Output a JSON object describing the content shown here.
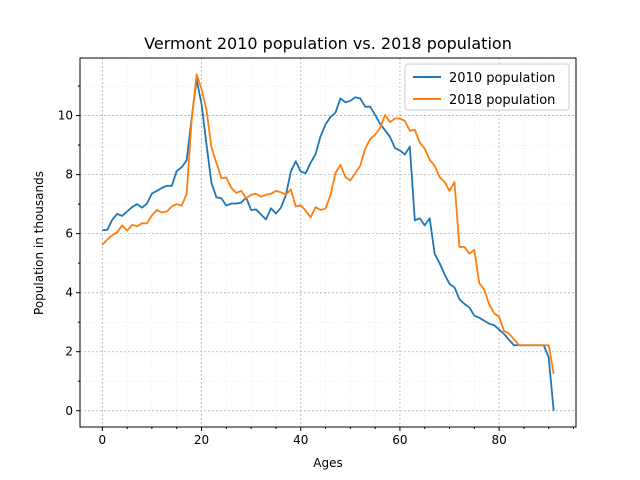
{
  "chart_data": {
    "type": "line",
    "title": "Vermont 2010 population vs. 2018 population",
    "xlabel": "Ages",
    "ylabel": "Population in thousands",
    "xlim": [
      -4.5,
      95.5
    ],
    "ylim": [
      -0.55,
      11.95
    ],
    "xticks": [
      0,
      20,
      40,
      60,
      80
    ],
    "yticks": [
      0,
      2,
      4,
      6,
      8,
      10
    ],
    "x_minor_step": 5,
    "y_minor_step": 1,
    "grid": true,
    "legend_position": "upper-right",
    "series": [
      {
        "name": "2010 population",
        "color": "#1f77b4",
        "values": [
          6.12,
          6.13,
          6.47,
          6.67,
          6.6,
          6.75,
          6.9,
          7.0,
          6.88,
          7.02,
          7.36,
          7.45,
          7.55,
          7.62,
          7.62,
          8.12,
          8.25,
          8.48,
          9.9,
          11.22,
          10.4,
          9.02,
          7.72,
          7.23,
          7.2,
          6.95,
          7.02,
          7.02,
          7.05,
          7.22,
          6.8,
          6.82,
          6.65,
          6.48,
          6.86,
          6.68,
          6.88,
          7.3,
          8.1,
          8.45,
          8.1,
          8.05,
          8.4,
          8.7,
          9.3,
          9.7,
          9.95,
          10.1,
          10.58,
          10.45,
          10.5,
          10.62,
          10.58,
          10.3,
          10.3,
          10.02,
          9.72,
          9.5,
          9.28,
          8.9,
          8.82,
          8.68,
          8.95,
          6.45,
          6.52,
          6.28,
          6.52,
          5.32,
          5.0,
          4.62,
          4.3,
          4.18,
          3.78,
          3.62,
          3.5,
          3.22,
          3.15,
          3.05,
          2.95,
          2.9,
          2.75,
          2.6,
          2.4,
          2.22,
          2.22,
          2.22,
          2.22,
          2.22,
          2.22,
          2.22,
          1.8,
          0.0
        ]
      },
      {
        "name": "2018 population",
        "color": "#ff7f0e",
        "values": [
          5.62,
          5.8,
          5.95,
          6.05,
          6.28,
          6.1,
          6.3,
          6.25,
          6.35,
          6.35,
          6.62,
          6.8,
          6.72,
          6.75,
          6.92,
          7.0,
          6.95,
          7.35,
          9.82,
          11.4,
          10.9,
          10.2,
          8.92,
          8.4,
          7.88,
          7.9,
          7.55,
          7.38,
          7.45,
          7.2,
          7.32,
          7.35,
          7.25,
          7.32,
          7.35,
          7.45,
          7.4,
          7.32,
          7.5,
          6.92,
          6.96,
          6.78,
          6.55,
          6.9,
          6.8,
          6.85,
          7.3,
          8.05,
          8.33,
          7.92,
          7.8,
          8.05,
          8.3,
          8.88,
          9.2,
          9.35,
          9.58,
          10.02,
          9.78,
          9.9,
          9.9,
          9.82,
          9.48,
          9.52,
          9.08,
          8.88,
          8.5,
          8.3,
          7.92,
          7.75,
          7.45,
          7.75,
          5.55,
          5.55,
          5.32,
          5.45,
          4.32,
          4.1,
          3.6,
          3.3,
          3.18,
          2.7,
          2.62,
          2.42,
          2.22,
          2.22,
          2.22,
          2.22,
          2.22,
          2.22,
          2.22,
          1.25
        ]
      }
    ]
  }
}
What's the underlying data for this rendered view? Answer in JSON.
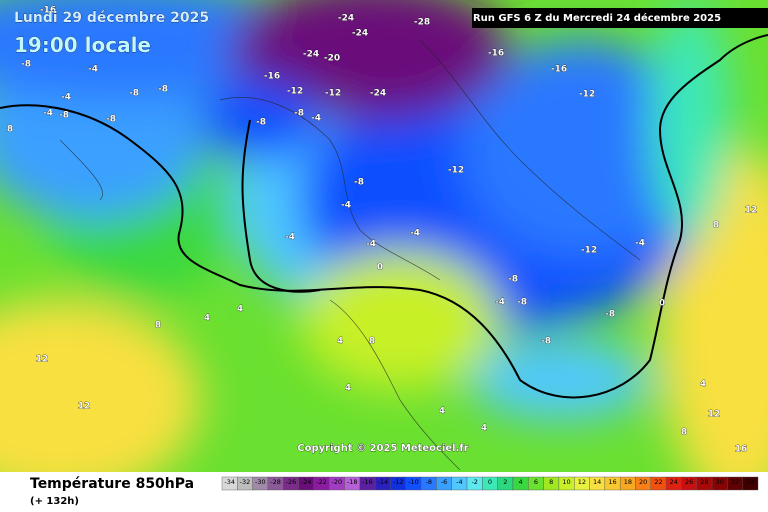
{
  "header": {
    "date": "Lundi 29 décembre 2025",
    "time": "19:00 locale",
    "run": "Run GFS 6 Z du Mercredi 24 décembre 2025"
  },
  "map": {
    "copyright": "Copyright © 2025 Meteociel.fr",
    "contour_labels": [
      -16,
      -24,
      -28,
      -24,
      -24,
      -20,
      -16,
      -16,
      -12,
      -24,
      -16,
      -12,
      -12,
      -8,
      -4,
      -8,
      -8,
      -4,
      -8,
      -8,
      -4,
      8,
      -8,
      -8,
      -4,
      -12,
      -8,
      -4,
      -4,
      -4,
      0,
      -4,
      -12,
      -4,
      -8,
      -8,
      -4,
      -8,
      -8,
      0,
      4,
      4,
      8,
      12,
      12,
      4,
      8,
      4,
      4,
      4,
      8,
      12,
      16,
      8,
      12,
      4
    ]
  },
  "legend": {
    "title": "Température 850hPa",
    "subtitle": "(+ 132h)",
    "scale": [
      -34,
      -32,
      -30,
      -28,
      -26,
      -24,
      -22,
      -20,
      -18,
      -16,
      -14,
      -12,
      -10,
      -8,
      -6,
      -4,
      -2,
      0,
      2,
      4,
      6,
      8,
      10,
      12,
      14,
      16,
      18,
      20,
      22,
      24,
      26,
      28,
      30,
      32,
      34
    ],
    "colors": [
      "#d8d8d8",
      "#bdbdbd",
      "#a08aa8",
      "#8c5a98",
      "#7a2c88",
      "#6a0f7a",
      "#8a1ca0",
      "#a03cc0",
      "#b860d8",
      "#5a20a0",
      "#2a20c0",
      "#1030e0",
      "#1050ff",
      "#2a78ff",
      "#3aa0ff",
      "#50c8ff",
      "#5ee8f0",
      "#3ce8b8",
      "#2ad880",
      "#3ad840",
      "#6ae030",
      "#a0e820",
      "#c8f028",
      "#e8f040",
      "#f8e040",
      "#f8c830",
      "#f8a820",
      "#f88018",
      "#f05010",
      "#e02010",
      "#c81010",
      "#a80808",
      "#880404",
      "#600000",
      "#400000"
    ]
  }
}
○ ○ ○
Description of the task
Copy out every line from the material above in which the word "name" appears.

Answer to the task
        "name": "2010 population",
        "name": "2018 population",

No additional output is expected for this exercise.